Written problem: Check each line of the material below for "ylabel", then copy the ones that contain it.
━━━ Data lines
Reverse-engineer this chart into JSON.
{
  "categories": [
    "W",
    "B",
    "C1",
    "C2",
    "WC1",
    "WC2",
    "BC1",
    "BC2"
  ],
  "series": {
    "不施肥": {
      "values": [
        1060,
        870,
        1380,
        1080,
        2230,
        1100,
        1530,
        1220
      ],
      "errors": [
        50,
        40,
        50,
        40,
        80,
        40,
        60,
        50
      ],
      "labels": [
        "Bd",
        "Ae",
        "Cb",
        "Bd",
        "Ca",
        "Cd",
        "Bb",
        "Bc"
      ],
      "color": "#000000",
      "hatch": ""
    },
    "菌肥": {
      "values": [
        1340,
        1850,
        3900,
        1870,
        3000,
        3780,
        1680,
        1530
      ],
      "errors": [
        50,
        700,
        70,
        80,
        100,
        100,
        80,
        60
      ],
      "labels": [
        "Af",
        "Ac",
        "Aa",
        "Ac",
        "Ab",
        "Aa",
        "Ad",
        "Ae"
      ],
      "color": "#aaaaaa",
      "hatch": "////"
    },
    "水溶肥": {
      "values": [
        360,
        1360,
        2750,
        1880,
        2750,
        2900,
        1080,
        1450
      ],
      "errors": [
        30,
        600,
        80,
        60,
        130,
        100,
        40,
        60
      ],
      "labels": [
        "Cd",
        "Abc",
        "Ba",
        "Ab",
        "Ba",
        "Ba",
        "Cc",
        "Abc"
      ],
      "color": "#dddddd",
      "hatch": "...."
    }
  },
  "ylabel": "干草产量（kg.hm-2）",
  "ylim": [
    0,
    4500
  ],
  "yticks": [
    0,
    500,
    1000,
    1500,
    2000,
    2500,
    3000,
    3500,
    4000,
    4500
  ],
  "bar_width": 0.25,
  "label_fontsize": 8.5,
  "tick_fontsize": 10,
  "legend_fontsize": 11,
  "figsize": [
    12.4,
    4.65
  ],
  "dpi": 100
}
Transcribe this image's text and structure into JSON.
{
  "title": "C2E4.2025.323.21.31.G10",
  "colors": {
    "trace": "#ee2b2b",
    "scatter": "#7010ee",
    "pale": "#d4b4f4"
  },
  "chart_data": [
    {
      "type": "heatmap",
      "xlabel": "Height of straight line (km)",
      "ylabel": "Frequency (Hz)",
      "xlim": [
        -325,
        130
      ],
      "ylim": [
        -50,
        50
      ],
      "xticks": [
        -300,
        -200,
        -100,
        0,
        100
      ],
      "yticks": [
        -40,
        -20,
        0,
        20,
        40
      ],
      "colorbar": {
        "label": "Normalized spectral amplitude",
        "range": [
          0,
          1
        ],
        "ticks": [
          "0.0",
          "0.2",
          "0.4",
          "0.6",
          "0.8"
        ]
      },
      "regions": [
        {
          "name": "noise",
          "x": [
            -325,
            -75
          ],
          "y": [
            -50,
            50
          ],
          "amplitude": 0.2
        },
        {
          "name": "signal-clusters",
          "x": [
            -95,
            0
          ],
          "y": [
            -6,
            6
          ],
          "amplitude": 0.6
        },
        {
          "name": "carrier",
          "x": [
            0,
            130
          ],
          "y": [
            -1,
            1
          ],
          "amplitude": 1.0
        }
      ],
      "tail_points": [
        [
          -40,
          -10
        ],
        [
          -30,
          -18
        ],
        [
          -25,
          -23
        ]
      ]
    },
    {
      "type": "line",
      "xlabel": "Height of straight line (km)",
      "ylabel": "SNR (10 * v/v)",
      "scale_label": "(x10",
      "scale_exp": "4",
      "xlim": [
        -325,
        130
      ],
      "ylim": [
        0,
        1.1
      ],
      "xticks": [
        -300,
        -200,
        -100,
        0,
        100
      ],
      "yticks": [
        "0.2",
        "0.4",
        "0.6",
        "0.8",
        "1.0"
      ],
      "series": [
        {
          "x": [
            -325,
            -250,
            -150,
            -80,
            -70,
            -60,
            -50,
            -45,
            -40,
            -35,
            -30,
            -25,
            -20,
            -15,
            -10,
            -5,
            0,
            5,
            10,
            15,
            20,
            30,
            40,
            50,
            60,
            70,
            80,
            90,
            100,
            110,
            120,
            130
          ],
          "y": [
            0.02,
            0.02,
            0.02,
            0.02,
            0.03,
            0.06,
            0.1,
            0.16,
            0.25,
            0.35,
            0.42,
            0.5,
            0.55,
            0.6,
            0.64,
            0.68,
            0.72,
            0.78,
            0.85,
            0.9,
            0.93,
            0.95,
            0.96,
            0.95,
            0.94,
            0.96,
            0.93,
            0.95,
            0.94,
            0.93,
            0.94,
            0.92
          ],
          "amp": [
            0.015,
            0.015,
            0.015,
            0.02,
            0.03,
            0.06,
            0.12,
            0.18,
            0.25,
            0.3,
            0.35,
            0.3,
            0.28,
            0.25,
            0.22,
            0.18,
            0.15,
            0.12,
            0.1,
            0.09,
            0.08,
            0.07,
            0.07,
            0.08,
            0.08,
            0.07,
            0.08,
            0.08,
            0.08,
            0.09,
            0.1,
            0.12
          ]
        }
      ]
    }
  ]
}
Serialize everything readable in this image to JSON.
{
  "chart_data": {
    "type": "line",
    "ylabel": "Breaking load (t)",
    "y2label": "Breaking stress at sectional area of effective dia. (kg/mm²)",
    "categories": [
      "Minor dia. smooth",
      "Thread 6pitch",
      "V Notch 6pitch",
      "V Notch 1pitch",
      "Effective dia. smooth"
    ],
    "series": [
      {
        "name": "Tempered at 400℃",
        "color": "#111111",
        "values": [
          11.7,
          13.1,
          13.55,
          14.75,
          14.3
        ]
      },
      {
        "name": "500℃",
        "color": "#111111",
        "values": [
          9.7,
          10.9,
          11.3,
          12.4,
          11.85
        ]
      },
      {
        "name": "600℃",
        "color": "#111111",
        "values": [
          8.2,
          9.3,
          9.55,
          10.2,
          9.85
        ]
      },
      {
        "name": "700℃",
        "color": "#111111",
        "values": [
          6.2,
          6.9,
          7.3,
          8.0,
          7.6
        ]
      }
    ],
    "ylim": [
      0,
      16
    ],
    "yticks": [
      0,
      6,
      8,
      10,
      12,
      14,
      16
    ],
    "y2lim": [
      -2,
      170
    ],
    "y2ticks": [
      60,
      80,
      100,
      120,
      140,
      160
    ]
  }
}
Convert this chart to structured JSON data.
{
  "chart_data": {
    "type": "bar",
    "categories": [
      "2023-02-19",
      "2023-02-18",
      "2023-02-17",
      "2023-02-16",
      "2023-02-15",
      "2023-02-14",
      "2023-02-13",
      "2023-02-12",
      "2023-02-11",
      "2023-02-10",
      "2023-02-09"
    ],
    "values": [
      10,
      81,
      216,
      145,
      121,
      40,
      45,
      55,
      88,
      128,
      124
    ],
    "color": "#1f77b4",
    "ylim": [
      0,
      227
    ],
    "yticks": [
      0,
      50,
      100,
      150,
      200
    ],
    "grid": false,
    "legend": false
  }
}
━━━━━━
Task solution:
  "ylabel": "干草产量（kg.hm-2）",
      "ylabel": "Frequency (Hz)",
      "ylabel": "SNR (10 * v/v)",
    "ylabel": "Breaking load (t)",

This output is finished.